■ A block of data
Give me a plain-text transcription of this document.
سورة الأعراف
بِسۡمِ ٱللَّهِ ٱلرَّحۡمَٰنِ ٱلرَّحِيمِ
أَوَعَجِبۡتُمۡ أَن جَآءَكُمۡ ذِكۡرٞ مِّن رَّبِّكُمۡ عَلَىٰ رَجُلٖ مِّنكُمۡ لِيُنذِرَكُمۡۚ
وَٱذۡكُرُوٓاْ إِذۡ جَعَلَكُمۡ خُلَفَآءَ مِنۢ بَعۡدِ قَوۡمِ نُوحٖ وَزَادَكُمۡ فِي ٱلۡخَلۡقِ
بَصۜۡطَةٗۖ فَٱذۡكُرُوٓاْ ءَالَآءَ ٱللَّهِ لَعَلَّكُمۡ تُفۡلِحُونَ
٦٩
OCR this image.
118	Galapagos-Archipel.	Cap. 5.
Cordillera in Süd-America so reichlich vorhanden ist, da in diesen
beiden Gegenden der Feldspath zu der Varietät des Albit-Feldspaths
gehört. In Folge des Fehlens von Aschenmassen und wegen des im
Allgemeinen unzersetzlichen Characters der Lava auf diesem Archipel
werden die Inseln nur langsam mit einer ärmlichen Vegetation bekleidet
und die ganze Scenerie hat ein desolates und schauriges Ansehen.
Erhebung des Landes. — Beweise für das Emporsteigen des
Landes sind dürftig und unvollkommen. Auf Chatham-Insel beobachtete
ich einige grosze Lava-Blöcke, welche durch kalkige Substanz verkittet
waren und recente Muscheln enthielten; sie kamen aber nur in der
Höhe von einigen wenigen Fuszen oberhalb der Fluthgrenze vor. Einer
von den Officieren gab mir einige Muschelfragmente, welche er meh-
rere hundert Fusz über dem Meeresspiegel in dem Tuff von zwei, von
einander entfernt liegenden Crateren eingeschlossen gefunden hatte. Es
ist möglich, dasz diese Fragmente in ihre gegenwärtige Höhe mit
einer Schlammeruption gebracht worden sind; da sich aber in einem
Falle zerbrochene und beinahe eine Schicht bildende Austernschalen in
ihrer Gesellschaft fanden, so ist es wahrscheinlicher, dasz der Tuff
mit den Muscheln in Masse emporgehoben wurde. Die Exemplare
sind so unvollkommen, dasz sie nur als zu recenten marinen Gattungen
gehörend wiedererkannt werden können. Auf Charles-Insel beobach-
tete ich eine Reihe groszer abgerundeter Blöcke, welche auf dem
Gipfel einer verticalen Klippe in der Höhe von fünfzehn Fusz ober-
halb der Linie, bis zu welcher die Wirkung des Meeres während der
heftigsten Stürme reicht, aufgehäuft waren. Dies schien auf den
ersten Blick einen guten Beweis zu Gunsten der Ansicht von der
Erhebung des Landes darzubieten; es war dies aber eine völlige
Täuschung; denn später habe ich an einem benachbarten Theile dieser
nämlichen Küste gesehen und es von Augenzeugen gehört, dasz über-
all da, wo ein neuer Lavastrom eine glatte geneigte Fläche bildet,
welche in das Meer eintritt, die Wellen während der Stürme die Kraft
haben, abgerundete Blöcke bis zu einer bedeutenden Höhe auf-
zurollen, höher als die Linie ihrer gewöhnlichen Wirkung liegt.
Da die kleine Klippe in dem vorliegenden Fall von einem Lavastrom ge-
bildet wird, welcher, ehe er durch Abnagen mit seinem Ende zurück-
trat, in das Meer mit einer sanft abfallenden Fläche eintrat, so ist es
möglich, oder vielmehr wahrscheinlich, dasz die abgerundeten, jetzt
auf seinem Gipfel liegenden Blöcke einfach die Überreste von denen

■ Challenge
Identify and copy lines that hold the string "unvollkommen".

■ Right answer
Landes sind dürftig und unvollkommen. Auf Chatham-Insel beobachtete
sind so unvollkommen, dasz sie nur als zu recenten marinen Gattungen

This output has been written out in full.